- [AIM OF THE TASK]:
Look through the listing for the word "title". Copy each line that has it.

- [INPUT FOR THIS TASK]:
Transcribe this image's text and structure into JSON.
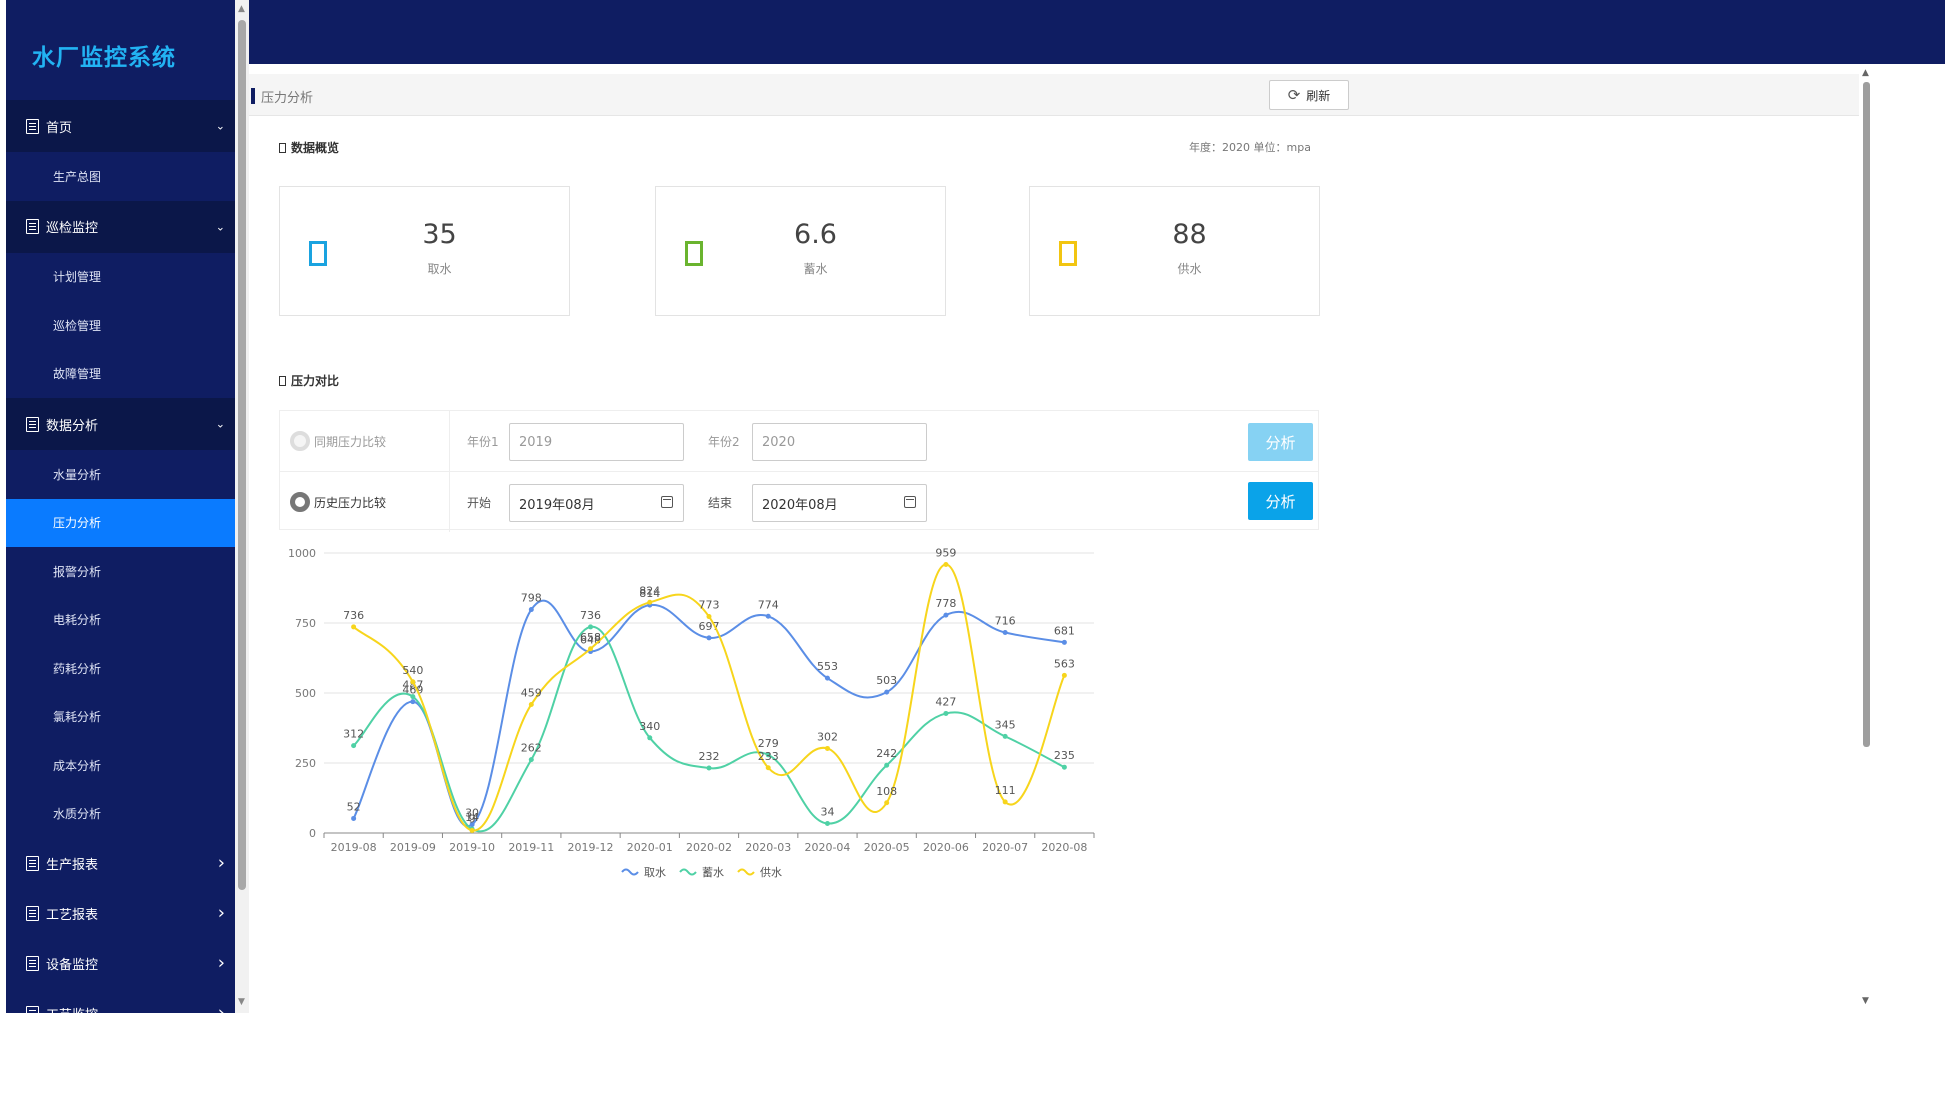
{
  "app": {
    "title": "水厂监控系统"
  },
  "sidebar": {
    "groups": [
      {
        "label": "首页",
        "expanded": true,
        "items": [
          "生产总图"
        ]
      },
      {
        "label": "巡检监控",
        "expanded": true,
        "items": [
          "计划管理",
          "巡检管理",
          "故障管理"
        ]
      },
      {
        "label": "数据分析",
        "expanded": true,
        "items": [
          "水量分析",
          "压力分析",
          "报警分析",
          "电耗分析",
          "药耗分析",
          "氯耗分析",
          "成本分析",
          "水质分析"
        ]
      },
      {
        "label": "生产报表",
        "expanded": false,
        "items": []
      },
      {
        "label": "工艺报表",
        "expanded": false,
        "items": []
      },
      {
        "label": "设备监控",
        "expanded": false,
        "items": []
      },
      {
        "label": "工艺监控",
        "expanded": false,
        "items": []
      }
    ],
    "active_item": "压力分析"
  },
  "breadcrumb": {
    "title": "压力分析",
    "refresh_label": "刷新"
  },
  "overview": {
    "title": "数据概览",
    "meta": "年度：2020  单位：mpa",
    "cards": [
      {
        "value": "35",
        "label": "取水",
        "color": "#1aa3e0"
      },
      {
        "value": "6.6",
        "label": "蓄水",
        "color": "#6ab42f"
      },
      {
        "value": "88",
        "label": "供水",
        "color": "#f2c511"
      }
    ]
  },
  "compare": {
    "title": "压力对比",
    "row1": {
      "radio_label": "同期压力比较",
      "label1": "年份1",
      "value1": "2019",
      "label2": "年份2",
      "value2": "2020",
      "button": "分析"
    },
    "row2": {
      "radio_label": "历史压力比较",
      "label1": "开始",
      "value1": "2019年08月",
      "label2": "结束",
      "value2": "2020年08月",
      "button": "分析"
    }
  },
  "chart_data": {
    "type": "line",
    "categories": [
      "2019-08",
      "2019-09",
      "2019-10",
      "2019-11",
      "2019-12",
      "2020-01",
      "2020-02",
      "2020-03",
      "2020-04",
      "2020-05",
      "2020-06",
      "2020-07",
      "2020-08"
    ],
    "ylim": [
      0,
      1000
    ],
    "yticks": [
      0,
      250,
      500,
      750,
      1000
    ],
    "grid": true,
    "legend": "bottom-center",
    "series": [
      {
        "name": "取水",
        "color": "#5b8ee6",
        "values": [
          52,
          469,
          30,
          798,
          648,
          814,
          697,
          774,
          553,
          503,
          778,
          716,
          681
        ]
      },
      {
        "name": "蓄水",
        "color": "#4fd1a5",
        "values": [
          312,
          487,
          14,
          262,
          736,
          340,
          232,
          279,
          34,
          242,
          427,
          345,
          235
        ]
      },
      {
        "name": "供水",
        "color": "#f7d51c",
        "values": [
          736,
          540,
          9,
          459,
          658,
          824,
          773,
          233,
          302,
          108,
          959,
          111,
          563
        ]
      }
    ]
  }
}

- [RESULT]:
    "title": "水厂监控系统"
    "title": "压力分析",
    "title": "数据概览",
    "title": "压力对比",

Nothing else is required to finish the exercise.